**EXERCISE MATERIALS**
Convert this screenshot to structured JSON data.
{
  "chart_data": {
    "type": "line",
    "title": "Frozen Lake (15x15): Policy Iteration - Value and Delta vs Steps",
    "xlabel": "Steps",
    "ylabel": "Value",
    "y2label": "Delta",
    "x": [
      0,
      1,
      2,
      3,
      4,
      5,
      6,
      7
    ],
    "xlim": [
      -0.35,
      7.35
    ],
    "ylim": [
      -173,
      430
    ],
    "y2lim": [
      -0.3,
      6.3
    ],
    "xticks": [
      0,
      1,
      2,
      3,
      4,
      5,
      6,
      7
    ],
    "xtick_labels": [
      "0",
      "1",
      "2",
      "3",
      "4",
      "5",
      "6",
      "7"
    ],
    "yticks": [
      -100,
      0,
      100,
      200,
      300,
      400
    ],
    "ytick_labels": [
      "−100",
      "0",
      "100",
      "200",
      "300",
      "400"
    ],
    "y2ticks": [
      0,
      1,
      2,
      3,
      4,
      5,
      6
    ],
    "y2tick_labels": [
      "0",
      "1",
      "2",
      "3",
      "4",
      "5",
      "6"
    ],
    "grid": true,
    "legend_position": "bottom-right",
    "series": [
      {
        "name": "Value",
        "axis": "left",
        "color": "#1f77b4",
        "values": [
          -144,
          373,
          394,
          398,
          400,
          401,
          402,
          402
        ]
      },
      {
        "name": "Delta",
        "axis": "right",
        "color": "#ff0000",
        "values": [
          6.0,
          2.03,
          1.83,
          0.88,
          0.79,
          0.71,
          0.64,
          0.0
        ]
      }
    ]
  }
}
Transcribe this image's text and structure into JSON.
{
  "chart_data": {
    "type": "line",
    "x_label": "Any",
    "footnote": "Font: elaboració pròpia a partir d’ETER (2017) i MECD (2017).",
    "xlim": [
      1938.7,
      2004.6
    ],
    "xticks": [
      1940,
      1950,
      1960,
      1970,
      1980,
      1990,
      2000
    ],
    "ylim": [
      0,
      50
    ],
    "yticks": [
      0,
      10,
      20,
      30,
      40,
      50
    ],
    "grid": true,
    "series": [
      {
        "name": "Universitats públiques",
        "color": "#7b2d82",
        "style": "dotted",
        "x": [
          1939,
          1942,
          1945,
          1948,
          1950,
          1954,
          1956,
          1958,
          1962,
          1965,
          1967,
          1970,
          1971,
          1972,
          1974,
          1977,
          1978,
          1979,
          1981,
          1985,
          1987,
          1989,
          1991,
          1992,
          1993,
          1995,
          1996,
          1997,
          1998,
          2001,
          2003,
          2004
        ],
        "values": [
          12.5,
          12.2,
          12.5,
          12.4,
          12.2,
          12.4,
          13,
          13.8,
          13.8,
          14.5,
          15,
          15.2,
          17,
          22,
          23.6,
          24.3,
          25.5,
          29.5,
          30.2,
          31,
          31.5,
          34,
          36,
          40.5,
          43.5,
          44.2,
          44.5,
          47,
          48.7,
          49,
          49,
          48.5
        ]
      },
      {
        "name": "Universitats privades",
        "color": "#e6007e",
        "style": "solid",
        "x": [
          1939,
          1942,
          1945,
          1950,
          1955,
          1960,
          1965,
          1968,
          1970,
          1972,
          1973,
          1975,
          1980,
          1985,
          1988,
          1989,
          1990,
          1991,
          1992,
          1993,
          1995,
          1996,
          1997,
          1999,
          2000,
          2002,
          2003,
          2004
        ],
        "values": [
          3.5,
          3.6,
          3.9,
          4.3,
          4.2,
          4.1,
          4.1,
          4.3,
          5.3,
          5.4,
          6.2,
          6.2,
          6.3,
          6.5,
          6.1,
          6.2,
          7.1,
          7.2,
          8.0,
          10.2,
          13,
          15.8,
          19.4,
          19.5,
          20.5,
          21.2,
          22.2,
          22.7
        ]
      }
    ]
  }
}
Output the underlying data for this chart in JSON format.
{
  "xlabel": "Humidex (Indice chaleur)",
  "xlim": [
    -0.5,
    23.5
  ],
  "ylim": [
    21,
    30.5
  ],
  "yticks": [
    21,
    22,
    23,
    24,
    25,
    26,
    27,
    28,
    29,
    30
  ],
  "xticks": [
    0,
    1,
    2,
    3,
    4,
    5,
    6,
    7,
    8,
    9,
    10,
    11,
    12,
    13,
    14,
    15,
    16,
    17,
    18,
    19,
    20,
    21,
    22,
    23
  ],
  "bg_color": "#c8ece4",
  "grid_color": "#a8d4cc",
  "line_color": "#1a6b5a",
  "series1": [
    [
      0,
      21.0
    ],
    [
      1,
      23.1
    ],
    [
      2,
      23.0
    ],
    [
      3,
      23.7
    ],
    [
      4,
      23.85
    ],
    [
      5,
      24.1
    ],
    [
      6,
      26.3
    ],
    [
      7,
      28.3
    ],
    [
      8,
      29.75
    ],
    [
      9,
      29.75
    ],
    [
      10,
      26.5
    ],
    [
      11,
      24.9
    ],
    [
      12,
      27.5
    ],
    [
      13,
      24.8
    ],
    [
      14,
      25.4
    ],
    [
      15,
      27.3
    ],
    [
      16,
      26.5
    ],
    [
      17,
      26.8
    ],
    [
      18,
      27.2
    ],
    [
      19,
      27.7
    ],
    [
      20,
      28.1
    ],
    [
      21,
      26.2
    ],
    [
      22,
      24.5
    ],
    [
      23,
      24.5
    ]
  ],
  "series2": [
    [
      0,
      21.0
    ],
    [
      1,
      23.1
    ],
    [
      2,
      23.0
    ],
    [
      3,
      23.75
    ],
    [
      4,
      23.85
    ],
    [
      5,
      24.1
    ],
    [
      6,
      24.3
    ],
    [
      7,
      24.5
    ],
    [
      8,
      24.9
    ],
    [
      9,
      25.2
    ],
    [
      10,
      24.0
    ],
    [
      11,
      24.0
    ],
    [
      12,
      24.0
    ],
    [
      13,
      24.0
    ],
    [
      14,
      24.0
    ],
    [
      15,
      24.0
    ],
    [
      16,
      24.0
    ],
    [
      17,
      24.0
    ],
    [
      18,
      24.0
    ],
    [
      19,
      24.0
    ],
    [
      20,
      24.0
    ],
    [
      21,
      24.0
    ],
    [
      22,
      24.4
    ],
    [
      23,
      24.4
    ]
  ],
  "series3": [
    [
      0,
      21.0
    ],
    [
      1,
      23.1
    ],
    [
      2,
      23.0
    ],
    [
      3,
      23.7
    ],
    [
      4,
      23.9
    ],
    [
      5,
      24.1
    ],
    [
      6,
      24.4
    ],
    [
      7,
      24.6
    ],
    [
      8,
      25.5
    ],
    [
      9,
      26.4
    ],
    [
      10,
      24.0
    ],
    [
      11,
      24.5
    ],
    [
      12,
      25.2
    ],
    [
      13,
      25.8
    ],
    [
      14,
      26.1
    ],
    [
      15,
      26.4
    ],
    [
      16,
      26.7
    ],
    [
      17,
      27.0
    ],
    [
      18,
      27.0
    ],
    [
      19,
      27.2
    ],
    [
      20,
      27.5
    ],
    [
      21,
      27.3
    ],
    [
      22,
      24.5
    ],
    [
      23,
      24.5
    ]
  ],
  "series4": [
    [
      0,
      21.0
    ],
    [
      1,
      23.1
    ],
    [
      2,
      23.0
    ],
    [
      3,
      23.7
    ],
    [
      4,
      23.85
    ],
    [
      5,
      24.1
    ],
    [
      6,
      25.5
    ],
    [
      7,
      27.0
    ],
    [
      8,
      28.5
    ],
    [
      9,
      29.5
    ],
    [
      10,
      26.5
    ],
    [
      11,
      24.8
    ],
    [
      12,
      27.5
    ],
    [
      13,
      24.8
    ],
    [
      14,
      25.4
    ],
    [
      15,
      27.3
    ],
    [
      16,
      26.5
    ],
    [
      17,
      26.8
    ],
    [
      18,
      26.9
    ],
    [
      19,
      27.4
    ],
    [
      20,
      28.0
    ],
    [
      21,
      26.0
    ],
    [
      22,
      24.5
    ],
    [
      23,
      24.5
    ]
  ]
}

**WORK TO DO**
Copy out each line of the entries that holds "Delta".

**CORRECT ANSWER**
    "title": "Frozen Lake (15x15): Policy Iteration - Value and Delta vs Steps",
    "y2label": "Delta",
        "name": "Delta",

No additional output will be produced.